**INFORMATION SUPPLIED**

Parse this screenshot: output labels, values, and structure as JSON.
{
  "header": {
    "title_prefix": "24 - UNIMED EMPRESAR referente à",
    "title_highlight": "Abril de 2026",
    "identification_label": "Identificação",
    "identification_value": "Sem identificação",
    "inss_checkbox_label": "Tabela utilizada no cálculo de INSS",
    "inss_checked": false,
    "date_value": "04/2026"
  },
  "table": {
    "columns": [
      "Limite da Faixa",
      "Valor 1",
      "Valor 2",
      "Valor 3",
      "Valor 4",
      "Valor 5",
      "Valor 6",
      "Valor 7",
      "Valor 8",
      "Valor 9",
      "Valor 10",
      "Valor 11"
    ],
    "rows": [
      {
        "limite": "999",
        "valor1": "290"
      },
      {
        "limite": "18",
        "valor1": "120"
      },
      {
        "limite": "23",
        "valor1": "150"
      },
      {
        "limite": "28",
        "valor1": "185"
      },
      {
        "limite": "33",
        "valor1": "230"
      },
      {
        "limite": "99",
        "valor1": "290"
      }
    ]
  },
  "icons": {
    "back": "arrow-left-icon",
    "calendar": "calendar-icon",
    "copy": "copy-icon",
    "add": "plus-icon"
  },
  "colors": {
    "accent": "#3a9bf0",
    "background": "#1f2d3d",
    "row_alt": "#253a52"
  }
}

**INSTRUCTIONS TO FOLLOW**
Repeat every record exactly as written, please.

**WRITTEN SOLUTION**
Parse this screenshot: output labels, values, and structure as JSON.
{
  "header": {
    "title_prefix": "24 - UNIMED EMPRESAR referente à",
    "title_highlight": "Abril de 2026",
    "identification_label": "Identificação",
    "identification_value": "Sem identificação",
    "inss_checkbox_label": "Tabela utilizada no cálculo de INSS",
    "inss_checked": false,
    "date_value": "04/2026"
  },
  "table": {
    "columns": [
      "Limite da Faixa",
      "Valor 1",
      "Valor 2",
      "Valor 3",
      "Valor 4",
      "Valor 5",
      "Valor 6",
      "Valor 7",
      "Valor 8",
      "Valor 9",
      "Valor 10",
      "Valor 11"
    ],
    "rows": [
      {
        "limite": "999",
        "valor1": "290"
      },
      {
        "limite": "18",
        "valor1": "120"
      },
      {
        "limite": "23",
        "valor1": "150"
      },
      {
        "limite": "28",
        "valor1": "185"
      },
      {
        "limite": "33",
        "valor1": "230"
      },
      {
        "limite": "99",
        "valor1": "290"
      }
    ]
  },
  "icons": {
    "back": "arrow-left-icon",
    "calendar": "calendar-icon",
    "copy": "copy-icon",
    "add": "plus-icon"
  },
  "colors": {
    "accent": "#3a9bf0",
    "background": "#1f2d3d",
    "row_alt": "#253a52"
  }
}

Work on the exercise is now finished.